#### [What is required]
Transcribe every line exactly. Leave the pictures behind.

-- START Listing --

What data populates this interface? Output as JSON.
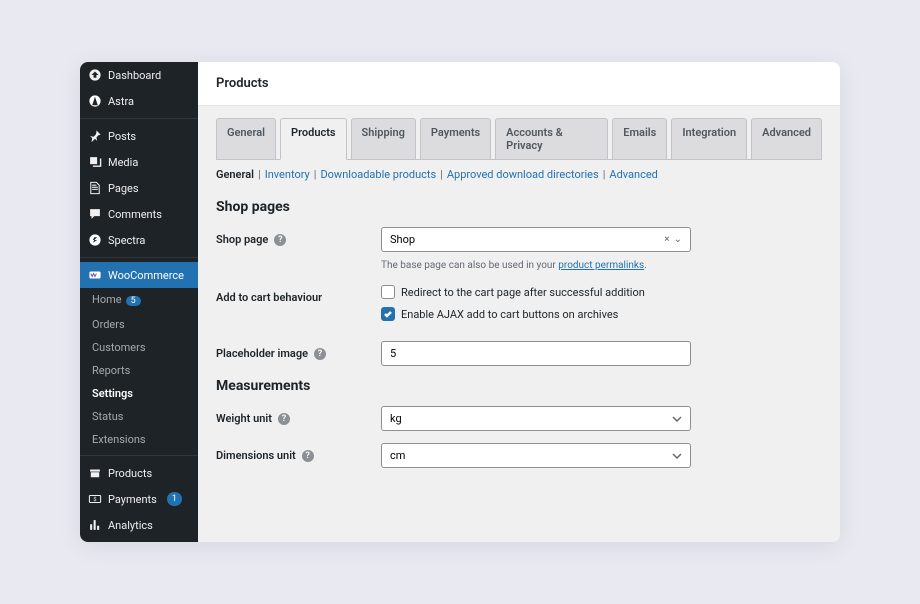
{
  "sidebar": {
    "top": [
      {
        "icon": "dashboard",
        "label": "Dashboard"
      },
      {
        "icon": "astra",
        "label": "Astra"
      }
    ],
    "middle": [
      {
        "icon": "pin",
        "label": "Posts"
      },
      {
        "icon": "media",
        "label": "Media"
      },
      {
        "icon": "pages",
        "label": "Pages"
      },
      {
        "icon": "comment",
        "label": "Comments"
      },
      {
        "icon": "spectra",
        "label": "Spectra"
      }
    ],
    "woo": {
      "label": "WooCommerce"
    },
    "woo_sub": [
      {
        "label": "Home",
        "badge": "5"
      },
      {
        "label": "Orders"
      },
      {
        "label": "Customers"
      },
      {
        "label": "Reports"
      },
      {
        "label": "Settings",
        "current": true
      },
      {
        "label": "Status"
      },
      {
        "label": "Extensions"
      }
    ],
    "bottom": [
      {
        "icon": "products",
        "label": "Products"
      },
      {
        "icon": "payments",
        "label": "Payments",
        "badge": "1"
      },
      {
        "icon": "analytics",
        "label": "Analytics"
      }
    ]
  },
  "header": {
    "title": "Products"
  },
  "tabs": [
    "General",
    "Products",
    "Shipping",
    "Payments",
    "Accounts & Privacy",
    "Emails",
    "Integration",
    "Advanced"
  ],
  "active_tab": "Products",
  "subtabs": [
    "General",
    "Inventory",
    "Downloadable products",
    "Approved download directories",
    "Advanced"
  ],
  "active_subtab": "General",
  "section1": {
    "heading": "Shop pages"
  },
  "shop_page": {
    "label": "Shop page",
    "value": "Shop",
    "hint_pre": "The base page can also be used in your ",
    "hint_link": "product permalinks",
    "hint_post": "."
  },
  "add_to_cart": {
    "label": "Add to cart behaviour",
    "opt1": "Redirect to the cart page after successful addition",
    "opt2": "Enable AJAX add to cart buttons on archives"
  },
  "placeholder": {
    "label": "Placeholder image",
    "value": "5"
  },
  "section2": {
    "heading": "Measurements"
  },
  "weight": {
    "label": "Weight unit",
    "value": "kg"
  },
  "dimensions": {
    "label": "Dimensions unit",
    "value": "cm"
  }
}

-- END Listing --

#### [Exercise answer]
What data populates this interface? Output as JSON.
{
  "sidebar": {
    "top": [
      {
        "icon": "dashboard",
        "label": "Dashboard"
      },
      {
        "icon": "astra",
        "label": "Astra"
      }
    ],
    "middle": [
      {
        "icon": "pin",
        "label": "Posts"
      },
      {
        "icon": "media",
        "label": "Media"
      },
      {
        "icon": "pages",
        "label": "Pages"
      },
      {
        "icon": "comment",
        "label": "Comments"
      },
      {
        "icon": "spectra",
        "label": "Spectra"
      }
    ],
    "woo": {
      "label": "WooCommerce"
    },
    "woo_sub": [
      {
        "label": "Home",
        "badge": "5"
      },
      {
        "label": "Orders"
      },
      {
        "label": "Customers"
      },
      {
        "label": "Reports"
      },
      {
        "label": "Settings",
        "current": true
      },
      {
        "label": "Status"
      },
      {
        "label": "Extensions"
      }
    ],
    "bottom": [
      {
        "icon": "products",
        "label": "Products"
      },
      {
        "icon": "payments",
        "label": "Payments",
        "badge": "1"
      },
      {
        "icon": "analytics",
        "label": "Analytics"
      }
    ]
  },
  "header": {
    "title": "Products"
  },
  "tabs": [
    "General",
    "Products",
    "Shipping",
    "Payments",
    "Accounts & Privacy",
    "Emails",
    "Integration",
    "Advanced"
  ],
  "active_tab": "Products",
  "subtabs": [
    "General",
    "Inventory",
    "Downloadable products",
    "Approved download directories",
    "Advanced"
  ],
  "active_subtab": "General",
  "section1": {
    "heading": "Shop pages"
  },
  "shop_page": {
    "label": "Shop page",
    "value": "Shop",
    "hint_pre": "The base page can also be used in your ",
    "hint_link": "product permalinks",
    "hint_post": "."
  },
  "add_to_cart": {
    "label": "Add to cart behaviour",
    "opt1": "Redirect to the cart page after successful addition",
    "opt2": "Enable AJAX add to cart buttons on archives"
  },
  "placeholder": {
    "label": "Placeholder image",
    "value": "5"
  },
  "section2": {
    "heading": "Measurements"
  },
  "weight": {
    "label": "Weight unit",
    "value": "kg"
  },
  "dimensions": {
    "label": "Dimensions unit",
    "value": "cm"
  }
}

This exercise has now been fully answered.